WHAT THE EXERCISE ASKS
All the data below goes into the copy word for word, but the pictures don't.

RECORD EXCERPTS
* begin *

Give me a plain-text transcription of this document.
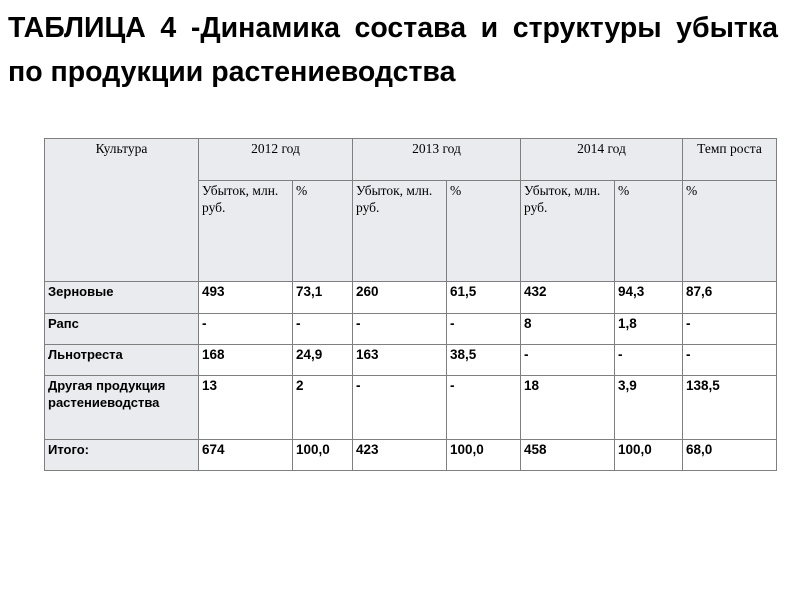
ТАБЛИЦА 4 -Динамика состава и структуры убытка по продукции растениеводства
Культура	2012 год		2013 год		2014 год		Темп роста
	Убыток, млн. руб.	%	Убыток, млн. руб.	%	Убыток, млн. руб.	%	%
Зерновые	493	73,1	260	61,5	432	94,3	87,6
Рапс	-	-	-	-	8	1,8	-
Льнотреста	168	24,9	163	38,5	-	-	-
Другая продукция растениеводства	13	2	-	-	18	3,9	138,5
Итого:	674	100,0	423	100,0	458	100,0	68,0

* end *

COMPLETED TASK
Give me a plain-text transcription of this document.
ТАБЛИЦА 4 -Динамика состава и структуры убытка по продукции растениеводства
Культура	2012 год		2013 год		2014 год		Темп роста
	Убыток, млн. руб.	%	Убыток, млн. руб.	%	Убыток, млн. руб.	%	%
Зерновые	493	73,1	260	61,5	432	94,3	87,6
Рапс	-	-	-	-	8	1,8	-
Льнотреста	168	24,9	163	38,5	-	-	-
Другая продукция растениеводства	13	2	-	-	18	3,9	138,5
Итого:	674	100,0	423	100,0	458	100,0	68,0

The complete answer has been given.